_Extracted data_:
--------

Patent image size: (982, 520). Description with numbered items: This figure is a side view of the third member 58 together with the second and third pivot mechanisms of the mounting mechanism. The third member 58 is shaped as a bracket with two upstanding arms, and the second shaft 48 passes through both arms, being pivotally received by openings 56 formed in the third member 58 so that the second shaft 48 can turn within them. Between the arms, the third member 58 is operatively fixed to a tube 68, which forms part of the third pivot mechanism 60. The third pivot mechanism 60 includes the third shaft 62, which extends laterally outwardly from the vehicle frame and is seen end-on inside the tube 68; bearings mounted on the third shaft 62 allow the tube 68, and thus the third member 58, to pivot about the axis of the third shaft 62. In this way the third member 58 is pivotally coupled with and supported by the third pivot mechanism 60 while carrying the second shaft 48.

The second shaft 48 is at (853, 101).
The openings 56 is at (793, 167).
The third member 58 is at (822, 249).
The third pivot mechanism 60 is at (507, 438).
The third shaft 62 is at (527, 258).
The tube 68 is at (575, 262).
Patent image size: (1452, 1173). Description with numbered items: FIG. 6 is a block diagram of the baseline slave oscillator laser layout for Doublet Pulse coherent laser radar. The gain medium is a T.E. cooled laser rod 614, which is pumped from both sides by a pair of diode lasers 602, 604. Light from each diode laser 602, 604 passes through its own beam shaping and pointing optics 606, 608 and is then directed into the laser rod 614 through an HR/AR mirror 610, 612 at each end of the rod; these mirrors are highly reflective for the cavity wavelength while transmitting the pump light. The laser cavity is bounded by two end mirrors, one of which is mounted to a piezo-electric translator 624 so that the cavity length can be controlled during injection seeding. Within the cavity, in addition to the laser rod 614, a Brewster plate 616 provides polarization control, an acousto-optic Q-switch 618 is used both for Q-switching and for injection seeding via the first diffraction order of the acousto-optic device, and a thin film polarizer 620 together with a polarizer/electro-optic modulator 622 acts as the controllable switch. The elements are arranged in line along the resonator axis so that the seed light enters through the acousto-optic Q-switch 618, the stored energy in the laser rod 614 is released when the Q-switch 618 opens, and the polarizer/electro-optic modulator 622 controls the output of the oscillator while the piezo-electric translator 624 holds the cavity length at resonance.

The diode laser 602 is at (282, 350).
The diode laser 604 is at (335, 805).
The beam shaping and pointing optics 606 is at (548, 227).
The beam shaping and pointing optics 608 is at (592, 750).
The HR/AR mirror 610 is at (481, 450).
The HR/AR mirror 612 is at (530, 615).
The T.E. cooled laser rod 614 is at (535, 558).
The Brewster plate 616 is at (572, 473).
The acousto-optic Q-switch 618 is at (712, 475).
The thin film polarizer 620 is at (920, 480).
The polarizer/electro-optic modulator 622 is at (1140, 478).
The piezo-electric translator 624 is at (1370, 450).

--------

_Instructions to follow_: Copy the part of the entries that opens with the line containing "Patent image size: (1452, 1173)." and closes with the line containing "The beam shaping and pointing optics 606", both of those lines included, reproducing it without any change.

_The solution_:
Patent image size: (1452, 1173). Description with numbered items: FIG. 6 is a block diagram of the baseline slave oscillator laser layout for Doublet Pulse coherent laser radar. The gain medium is a T.E. cooled laser rod 614, which is pumped from both sides by a pair of diode lasers 602, 604. Light from each diode laser 602, 604 passes through its own beam shaping and pointing optics 606, 608 and is then directed into the laser rod 614 through an HR/AR mirror 610, 612 at each end of the rod; these mirrors are highly reflective for the cavity wavelength while transmitting the pump light. The laser cavity is bounded by two end mirrors, one of which is mounted to a piezo-electric translator 624 so that the cavity length can be controlled during injection seeding. Within the cavity, in addition to the laser rod 614, a Brewster plate 616 provides polarization control, an acousto-optic Q-switch 618 is used both for Q-switching and for injection seeding via the first diffraction order of the acousto-optic device, and a thin film polarizer 620 together with a polarizer/electro-optic modulator 622 acts as the controllable switch. The elements are arranged in line along the resonator axis so that the seed light enters through the acousto-optic Q-switch 618, the stored energy in the laser rod 614 is released when the Q-switch 618 opens, and the polarizer/electro-optic modulator 622 controls the output of the oscillator while the piezo-electric translator 624 holds the cavity length at resonance.

The diode laser 602 is at (282, 350).
The diode laser 604 is at (335, 805).
The beam shaping and pointing optics 606 is at (548, 227).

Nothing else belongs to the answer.